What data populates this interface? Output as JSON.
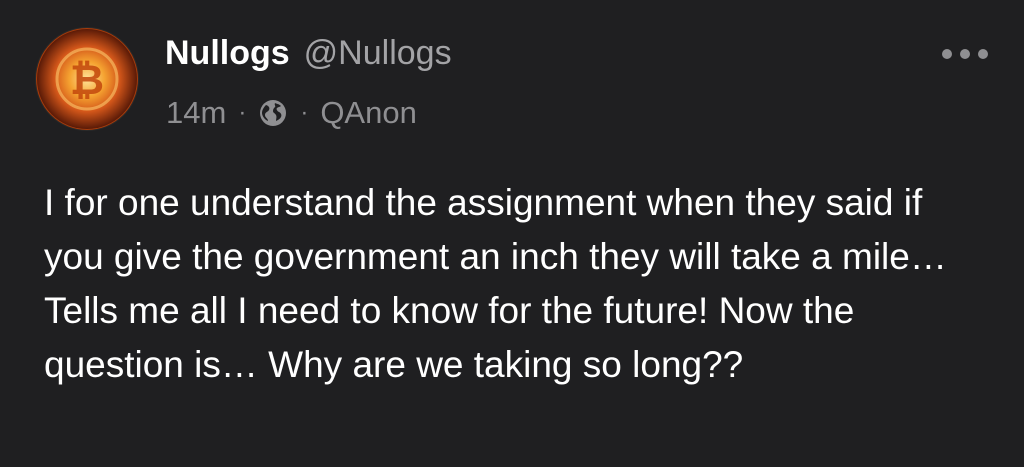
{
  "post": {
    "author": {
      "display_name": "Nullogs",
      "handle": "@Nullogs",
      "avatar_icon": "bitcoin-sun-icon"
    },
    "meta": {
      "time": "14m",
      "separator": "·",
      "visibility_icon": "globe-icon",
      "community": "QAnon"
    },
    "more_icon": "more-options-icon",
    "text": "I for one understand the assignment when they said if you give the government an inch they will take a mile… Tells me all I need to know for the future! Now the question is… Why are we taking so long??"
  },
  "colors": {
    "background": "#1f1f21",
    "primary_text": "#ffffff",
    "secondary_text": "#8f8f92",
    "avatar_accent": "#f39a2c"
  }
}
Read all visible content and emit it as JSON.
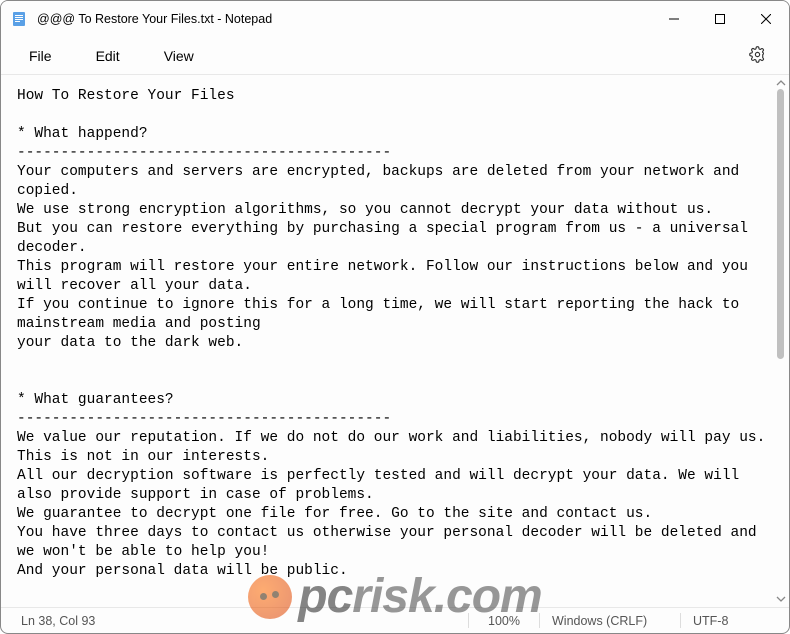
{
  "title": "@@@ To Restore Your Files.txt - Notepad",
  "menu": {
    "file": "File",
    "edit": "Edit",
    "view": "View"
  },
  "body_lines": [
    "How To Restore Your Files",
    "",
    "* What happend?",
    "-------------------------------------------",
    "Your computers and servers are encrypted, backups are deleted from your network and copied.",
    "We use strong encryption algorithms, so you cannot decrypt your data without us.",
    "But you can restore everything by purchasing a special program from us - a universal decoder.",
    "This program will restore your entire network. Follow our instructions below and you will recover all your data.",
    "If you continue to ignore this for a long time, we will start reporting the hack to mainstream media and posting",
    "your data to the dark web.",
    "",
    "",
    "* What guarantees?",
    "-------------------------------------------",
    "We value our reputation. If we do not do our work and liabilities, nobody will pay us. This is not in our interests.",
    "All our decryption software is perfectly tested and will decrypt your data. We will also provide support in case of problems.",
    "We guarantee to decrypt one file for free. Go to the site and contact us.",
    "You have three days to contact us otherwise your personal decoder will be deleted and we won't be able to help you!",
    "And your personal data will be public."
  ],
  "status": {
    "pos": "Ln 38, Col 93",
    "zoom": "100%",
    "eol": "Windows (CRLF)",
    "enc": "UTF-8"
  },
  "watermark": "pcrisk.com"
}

· · · ·

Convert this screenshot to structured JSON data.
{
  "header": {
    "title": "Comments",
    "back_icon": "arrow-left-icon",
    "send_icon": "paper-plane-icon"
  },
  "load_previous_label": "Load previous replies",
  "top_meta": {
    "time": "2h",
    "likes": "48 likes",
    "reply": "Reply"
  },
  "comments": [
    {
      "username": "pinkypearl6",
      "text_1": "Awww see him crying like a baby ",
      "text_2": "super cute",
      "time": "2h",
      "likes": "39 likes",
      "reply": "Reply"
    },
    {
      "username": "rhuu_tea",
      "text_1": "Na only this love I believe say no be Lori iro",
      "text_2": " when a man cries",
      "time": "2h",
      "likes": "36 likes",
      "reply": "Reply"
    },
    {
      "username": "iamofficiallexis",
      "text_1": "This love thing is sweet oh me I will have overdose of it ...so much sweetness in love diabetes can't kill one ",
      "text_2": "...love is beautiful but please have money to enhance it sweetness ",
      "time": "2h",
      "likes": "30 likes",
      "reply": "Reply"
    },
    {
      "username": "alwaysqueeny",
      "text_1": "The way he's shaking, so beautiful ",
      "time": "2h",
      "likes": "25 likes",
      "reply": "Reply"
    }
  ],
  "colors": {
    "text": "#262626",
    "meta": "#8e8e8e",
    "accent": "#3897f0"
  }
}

· · · ·

▶ Task instructions: Pull every line holding "have" out of the records.

▶ Response:
    "You have three days to contact us otherwise your personal decoder will be deleted and we won't be able to help you!",
      "text_1": "This love thing is sweet oh me I will have overdose of it ...so much sweetness in love diabetes can't kill one ",
      "text_2": "...love is beautiful but please have money to enhance it sweetness ",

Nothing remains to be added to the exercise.